◆ **WHAT TO DO**
Scan the data below and pick out the lines containing the word "район".

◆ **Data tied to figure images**
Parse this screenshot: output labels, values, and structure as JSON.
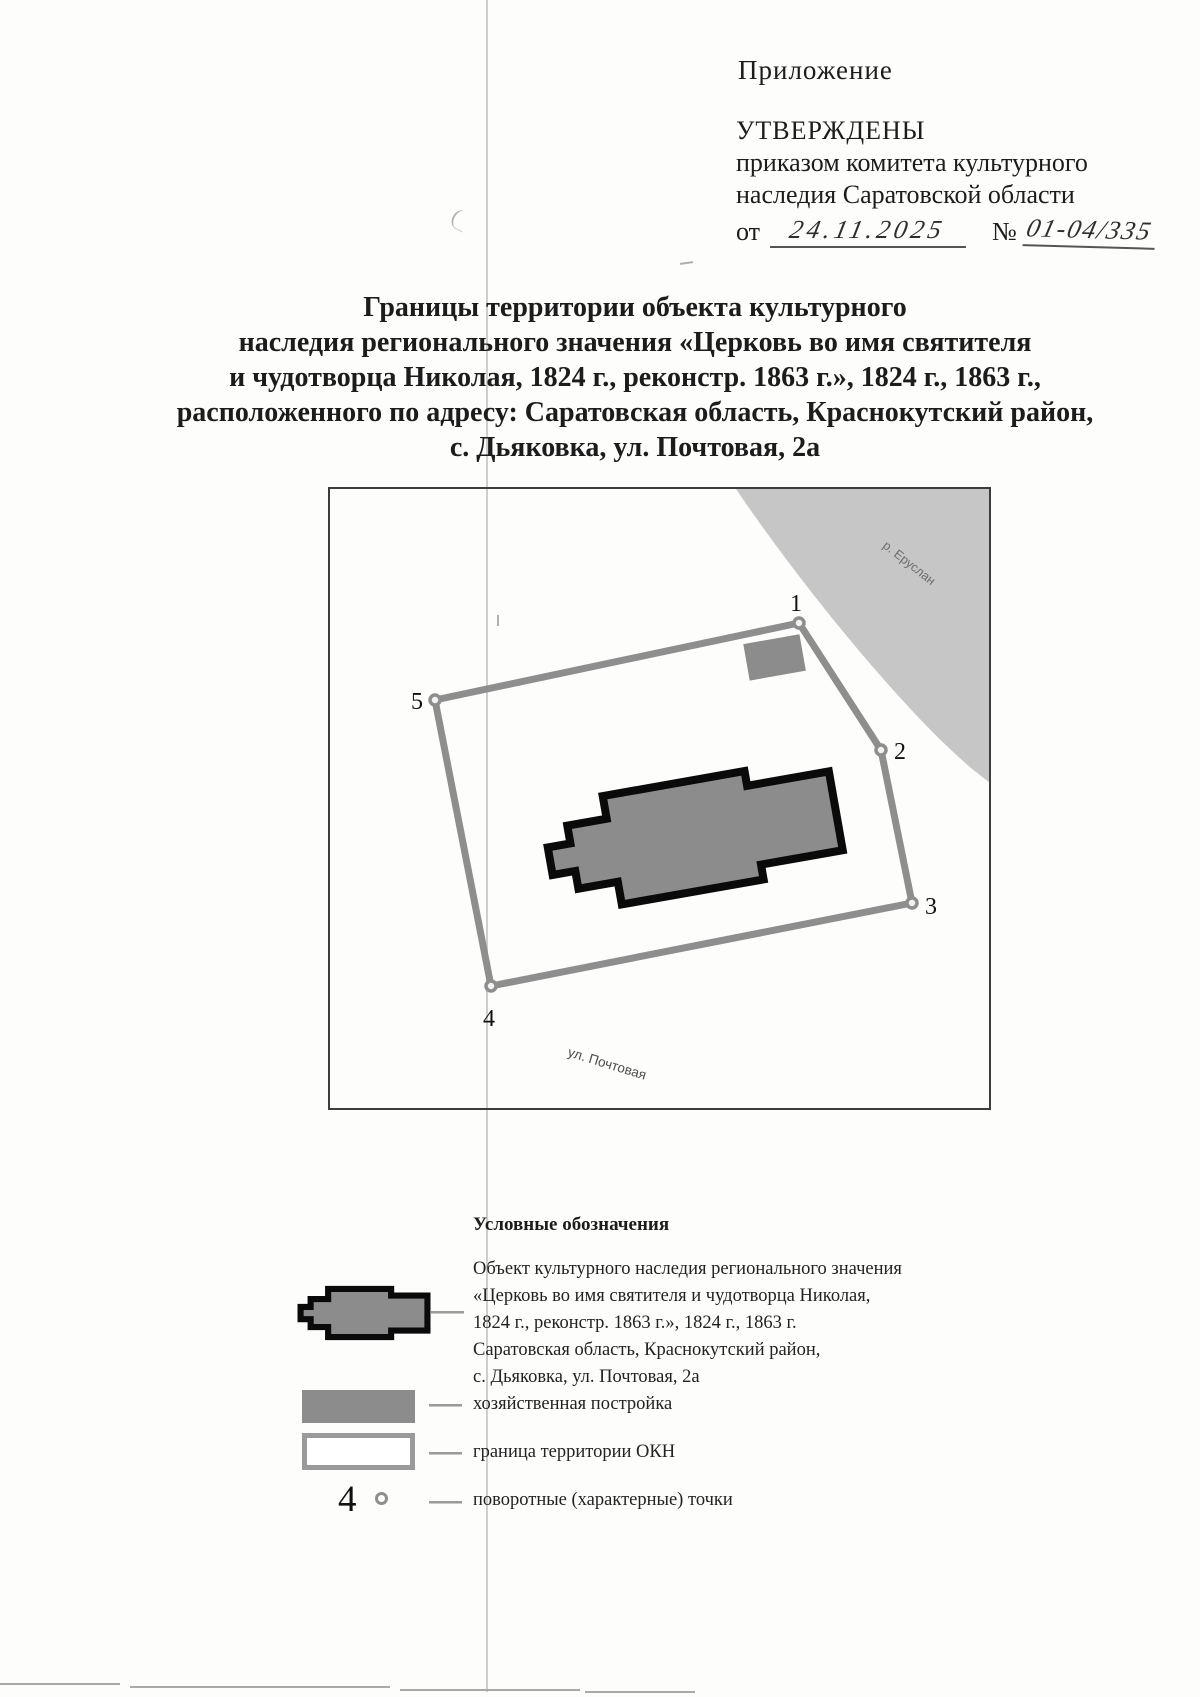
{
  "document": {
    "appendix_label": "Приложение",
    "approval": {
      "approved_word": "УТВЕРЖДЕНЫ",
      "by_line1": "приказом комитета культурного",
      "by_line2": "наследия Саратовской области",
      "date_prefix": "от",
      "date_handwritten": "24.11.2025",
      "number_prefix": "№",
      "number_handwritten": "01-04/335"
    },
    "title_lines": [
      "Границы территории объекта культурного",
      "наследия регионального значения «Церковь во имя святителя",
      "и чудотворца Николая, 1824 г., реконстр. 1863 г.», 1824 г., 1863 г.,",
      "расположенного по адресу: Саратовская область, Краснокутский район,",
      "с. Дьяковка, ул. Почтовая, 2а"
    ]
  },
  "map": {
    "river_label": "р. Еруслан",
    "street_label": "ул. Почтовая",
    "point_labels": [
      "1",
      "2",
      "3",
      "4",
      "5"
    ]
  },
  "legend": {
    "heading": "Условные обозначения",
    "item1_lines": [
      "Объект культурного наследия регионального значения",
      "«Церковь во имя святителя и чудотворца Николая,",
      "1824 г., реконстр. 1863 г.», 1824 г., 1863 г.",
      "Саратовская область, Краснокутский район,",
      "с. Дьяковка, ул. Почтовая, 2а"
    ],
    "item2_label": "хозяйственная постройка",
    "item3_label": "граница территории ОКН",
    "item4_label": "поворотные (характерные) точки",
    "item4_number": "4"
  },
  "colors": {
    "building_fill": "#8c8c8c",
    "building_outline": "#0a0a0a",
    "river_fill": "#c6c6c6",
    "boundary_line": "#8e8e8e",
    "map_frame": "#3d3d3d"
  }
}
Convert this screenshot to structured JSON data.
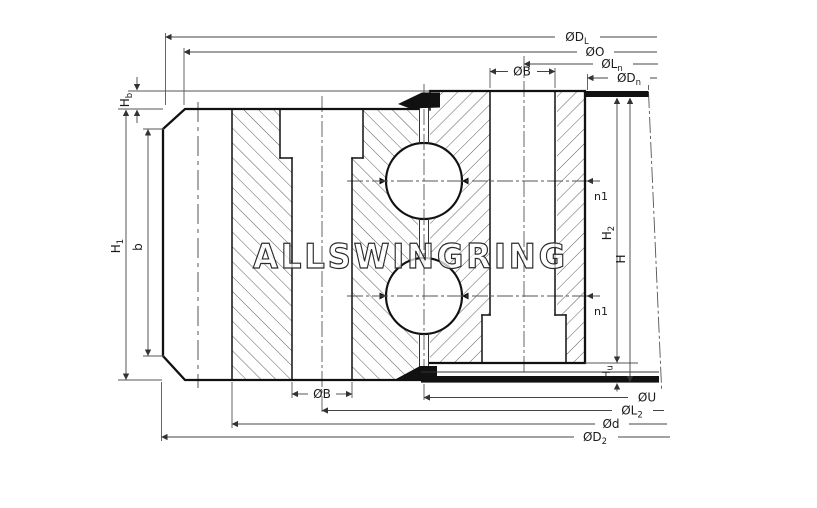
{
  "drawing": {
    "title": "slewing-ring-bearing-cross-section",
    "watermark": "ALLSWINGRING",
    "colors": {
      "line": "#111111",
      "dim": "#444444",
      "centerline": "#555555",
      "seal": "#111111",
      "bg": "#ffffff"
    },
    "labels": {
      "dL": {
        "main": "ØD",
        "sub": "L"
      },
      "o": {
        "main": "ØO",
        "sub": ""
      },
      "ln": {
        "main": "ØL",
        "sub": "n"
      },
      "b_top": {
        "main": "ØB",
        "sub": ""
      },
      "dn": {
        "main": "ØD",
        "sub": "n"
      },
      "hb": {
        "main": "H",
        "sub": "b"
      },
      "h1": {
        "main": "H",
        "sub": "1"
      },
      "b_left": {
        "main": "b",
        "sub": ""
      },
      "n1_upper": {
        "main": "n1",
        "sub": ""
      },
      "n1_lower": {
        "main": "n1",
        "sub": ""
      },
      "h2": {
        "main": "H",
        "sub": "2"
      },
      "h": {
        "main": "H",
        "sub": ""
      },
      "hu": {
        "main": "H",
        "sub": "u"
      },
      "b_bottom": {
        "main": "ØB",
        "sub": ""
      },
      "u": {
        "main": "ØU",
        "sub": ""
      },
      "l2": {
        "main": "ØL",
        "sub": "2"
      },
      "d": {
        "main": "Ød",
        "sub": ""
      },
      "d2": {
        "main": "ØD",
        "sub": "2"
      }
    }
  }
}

--

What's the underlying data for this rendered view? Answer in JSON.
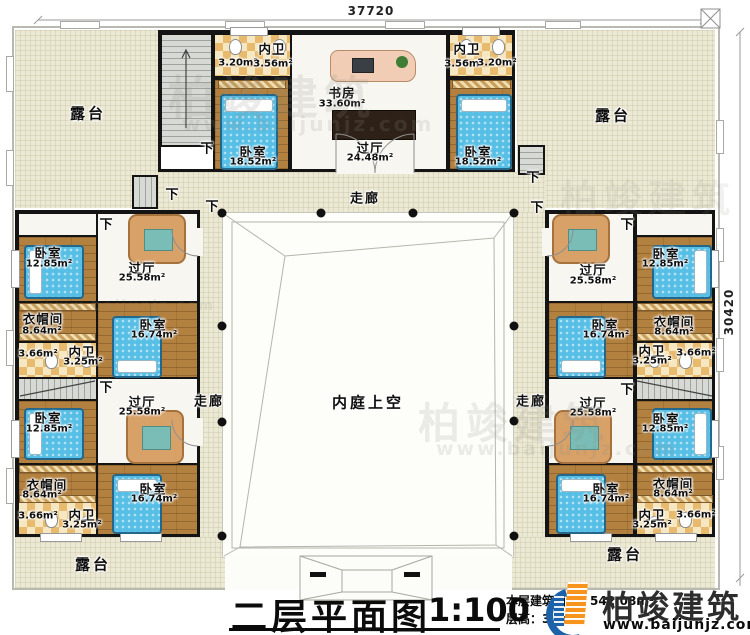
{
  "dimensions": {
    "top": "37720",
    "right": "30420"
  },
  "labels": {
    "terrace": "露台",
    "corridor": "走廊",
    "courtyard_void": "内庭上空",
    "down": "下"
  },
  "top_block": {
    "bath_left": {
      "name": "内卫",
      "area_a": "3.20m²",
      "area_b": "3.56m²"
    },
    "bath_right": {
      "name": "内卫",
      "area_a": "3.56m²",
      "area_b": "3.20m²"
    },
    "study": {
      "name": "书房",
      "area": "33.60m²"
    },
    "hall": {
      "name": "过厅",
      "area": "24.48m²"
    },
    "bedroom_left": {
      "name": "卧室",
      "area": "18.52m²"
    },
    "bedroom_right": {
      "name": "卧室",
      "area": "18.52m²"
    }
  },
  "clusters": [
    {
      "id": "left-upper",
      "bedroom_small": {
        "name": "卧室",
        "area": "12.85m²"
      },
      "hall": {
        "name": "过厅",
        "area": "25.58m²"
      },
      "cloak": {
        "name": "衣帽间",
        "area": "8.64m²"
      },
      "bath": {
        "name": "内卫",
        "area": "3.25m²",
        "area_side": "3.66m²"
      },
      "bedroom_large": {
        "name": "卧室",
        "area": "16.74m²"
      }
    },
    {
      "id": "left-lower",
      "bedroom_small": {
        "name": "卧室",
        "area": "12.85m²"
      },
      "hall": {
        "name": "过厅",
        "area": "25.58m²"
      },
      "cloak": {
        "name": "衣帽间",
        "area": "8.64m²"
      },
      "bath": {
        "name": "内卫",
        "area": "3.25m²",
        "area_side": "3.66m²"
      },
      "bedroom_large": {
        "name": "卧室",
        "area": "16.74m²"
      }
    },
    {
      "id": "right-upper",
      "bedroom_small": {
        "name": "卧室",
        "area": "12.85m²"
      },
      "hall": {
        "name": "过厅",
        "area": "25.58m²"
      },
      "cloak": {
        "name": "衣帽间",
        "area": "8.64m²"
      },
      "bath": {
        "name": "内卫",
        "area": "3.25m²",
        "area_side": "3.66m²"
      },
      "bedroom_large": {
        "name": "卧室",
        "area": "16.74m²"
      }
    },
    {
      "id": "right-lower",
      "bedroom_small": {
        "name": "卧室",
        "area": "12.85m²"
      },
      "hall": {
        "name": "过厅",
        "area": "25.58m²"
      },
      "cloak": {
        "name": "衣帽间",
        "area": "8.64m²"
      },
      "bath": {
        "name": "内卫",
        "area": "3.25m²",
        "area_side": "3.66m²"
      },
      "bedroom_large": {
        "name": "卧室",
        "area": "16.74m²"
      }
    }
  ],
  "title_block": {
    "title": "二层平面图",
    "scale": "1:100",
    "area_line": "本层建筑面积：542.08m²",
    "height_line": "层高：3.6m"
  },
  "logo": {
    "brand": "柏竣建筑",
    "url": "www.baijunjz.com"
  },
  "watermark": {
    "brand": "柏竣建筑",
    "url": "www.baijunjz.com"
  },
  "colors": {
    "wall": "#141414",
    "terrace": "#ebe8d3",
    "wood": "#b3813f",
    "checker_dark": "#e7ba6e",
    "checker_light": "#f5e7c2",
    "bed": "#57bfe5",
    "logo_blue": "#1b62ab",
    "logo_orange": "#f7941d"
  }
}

◆ **RESPONSE TO THIS TASK**
      "расположенного по адресу: Саратовская область, Краснокутский район,",
      "Саратовская область, Краснокутский район,",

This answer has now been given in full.